*** Opening of Entries shown ***
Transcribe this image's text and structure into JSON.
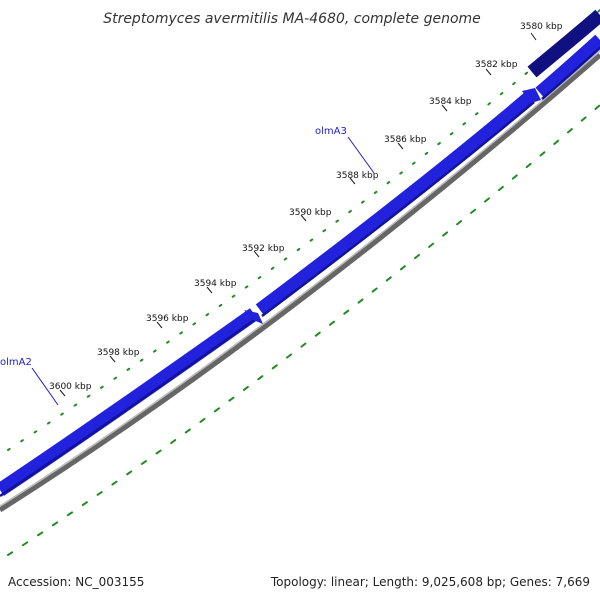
{
  "title": "Streptomyces avermitilis MA-4680, complete genome",
  "footer": {
    "accession": "Accession: NC_003155",
    "summary": "Topology: linear; Length: 9,025,608 bp; Genes: 7,669"
  },
  "map": {
    "ticks": [
      {
        "label": "3580 kbp"
      },
      {
        "label": "3582 kbp"
      },
      {
        "label": "3584 kbp"
      },
      {
        "label": "3586 kbp"
      },
      {
        "label": "3588 kbp"
      },
      {
        "label": "3590 kbp"
      },
      {
        "label": "3592 kbp"
      },
      {
        "label": "3594 kbp"
      },
      {
        "label": "3596 kbp"
      },
      {
        "label": "3598 kbp"
      },
      {
        "label": "3600 kbp"
      }
    ],
    "genes": [
      {
        "label": "olmA3"
      },
      {
        "label": "olmA2"
      }
    ]
  },
  "colors": {
    "forward_gene": "#2222dd",
    "forward_gene_dark": "#101080",
    "backbone": "#666666",
    "gc_skew": "#228b22",
    "gene_label": "#1c1cc8"
  }
}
*** Close of Entries shown ***
**Action item**. Write out the entries again, exactly as given, skipping any images.

**Solution**.
Transcribe this image's text and structure into JSON.
{
  "title": "Streptomyces avermitilis MA-4680, complete genome",
  "footer": {
    "accession": "Accession: NC_003155",
    "summary": "Topology: linear; Length: 9,025,608 bp; Genes: 7,669"
  },
  "map": {
    "ticks": [
      {
        "label": "3580 kbp"
      },
      {
        "label": "3582 kbp"
      },
      {
        "label": "3584 kbp"
      },
      {
        "label": "3586 kbp"
      },
      {
        "label": "3588 kbp"
      },
      {
        "label": "3590 kbp"
      },
      {
        "label": "3592 kbp"
      },
      {
        "label": "3594 kbp"
      },
      {
        "label": "3596 kbp"
      },
      {
        "label": "3598 kbp"
      },
      {
        "label": "3600 kbp"
      }
    ],
    "genes": [
      {
        "label": "olmA3"
      },
      {
        "label": "olmA2"
      }
    ]
  },
  "colors": {
    "forward_gene": "#2222dd",
    "forward_gene_dark": "#101080",
    "backbone": "#666666",
    "gc_skew": "#228b22",
    "gene_label": "#1c1cc8"
  }
}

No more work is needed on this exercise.